Stored data:
==*==

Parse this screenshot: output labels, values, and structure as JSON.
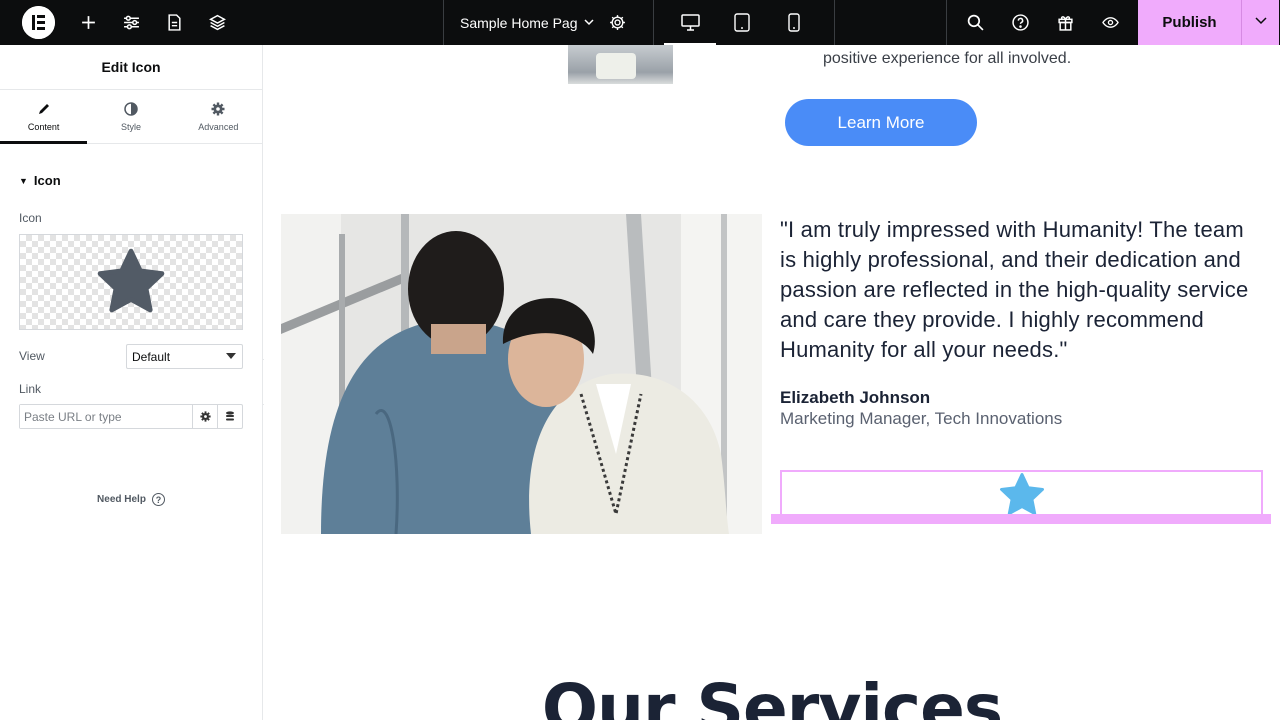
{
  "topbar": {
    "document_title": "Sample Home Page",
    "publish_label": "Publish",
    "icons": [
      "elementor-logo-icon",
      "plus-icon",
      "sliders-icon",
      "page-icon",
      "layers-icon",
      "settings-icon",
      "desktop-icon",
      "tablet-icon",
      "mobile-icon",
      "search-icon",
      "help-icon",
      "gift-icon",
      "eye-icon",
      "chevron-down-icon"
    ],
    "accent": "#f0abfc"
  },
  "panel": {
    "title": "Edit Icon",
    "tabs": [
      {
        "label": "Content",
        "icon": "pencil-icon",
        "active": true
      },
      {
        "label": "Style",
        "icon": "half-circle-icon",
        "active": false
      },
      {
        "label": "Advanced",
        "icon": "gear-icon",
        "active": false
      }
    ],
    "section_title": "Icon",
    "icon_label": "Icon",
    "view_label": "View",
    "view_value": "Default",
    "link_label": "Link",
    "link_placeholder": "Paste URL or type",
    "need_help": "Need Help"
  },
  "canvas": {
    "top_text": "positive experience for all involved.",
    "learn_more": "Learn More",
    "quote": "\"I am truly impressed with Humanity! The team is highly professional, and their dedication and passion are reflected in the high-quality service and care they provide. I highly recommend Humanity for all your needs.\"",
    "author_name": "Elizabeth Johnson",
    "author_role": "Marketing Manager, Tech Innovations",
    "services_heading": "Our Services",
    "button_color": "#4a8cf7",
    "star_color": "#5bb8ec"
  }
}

==*==

INSTRUCTION: Without the pictures, write out the whole listing above exactly as it appears.

SOLUTION TO THE EXERCISE:
Parse this screenshot: output labels, values, and structure as JSON.
{
  "topbar": {
    "document_title": "Sample Home Page",
    "publish_label": "Publish",
    "icons": [
      "elementor-logo-icon",
      "plus-icon",
      "sliders-icon",
      "page-icon",
      "layers-icon",
      "settings-icon",
      "desktop-icon",
      "tablet-icon",
      "mobile-icon",
      "search-icon",
      "help-icon",
      "gift-icon",
      "eye-icon",
      "chevron-down-icon"
    ],
    "accent": "#f0abfc"
  },
  "panel": {
    "title": "Edit Icon",
    "tabs": [
      {
        "label": "Content",
        "icon": "pencil-icon",
        "active": true
      },
      {
        "label": "Style",
        "icon": "half-circle-icon",
        "active": false
      },
      {
        "label": "Advanced",
        "icon": "gear-icon",
        "active": false
      }
    ],
    "section_title": "Icon",
    "icon_label": "Icon",
    "view_label": "View",
    "view_value": "Default",
    "link_label": "Link",
    "link_placeholder": "Paste URL or type",
    "need_help": "Need Help"
  },
  "canvas": {
    "top_text": "positive experience for all involved.",
    "learn_more": "Learn More",
    "quote": "\"I am truly impressed with Humanity! The team is highly professional, and their dedication and passion are reflected in the high-quality service and care they provide. I highly recommend Humanity for all your needs.\"",
    "author_name": "Elizabeth Johnson",
    "author_role": "Marketing Manager, Tech Innovations",
    "services_heading": "Our Services",
    "button_color": "#4a8cf7",
    "star_color": "#5bb8ec"
  }
}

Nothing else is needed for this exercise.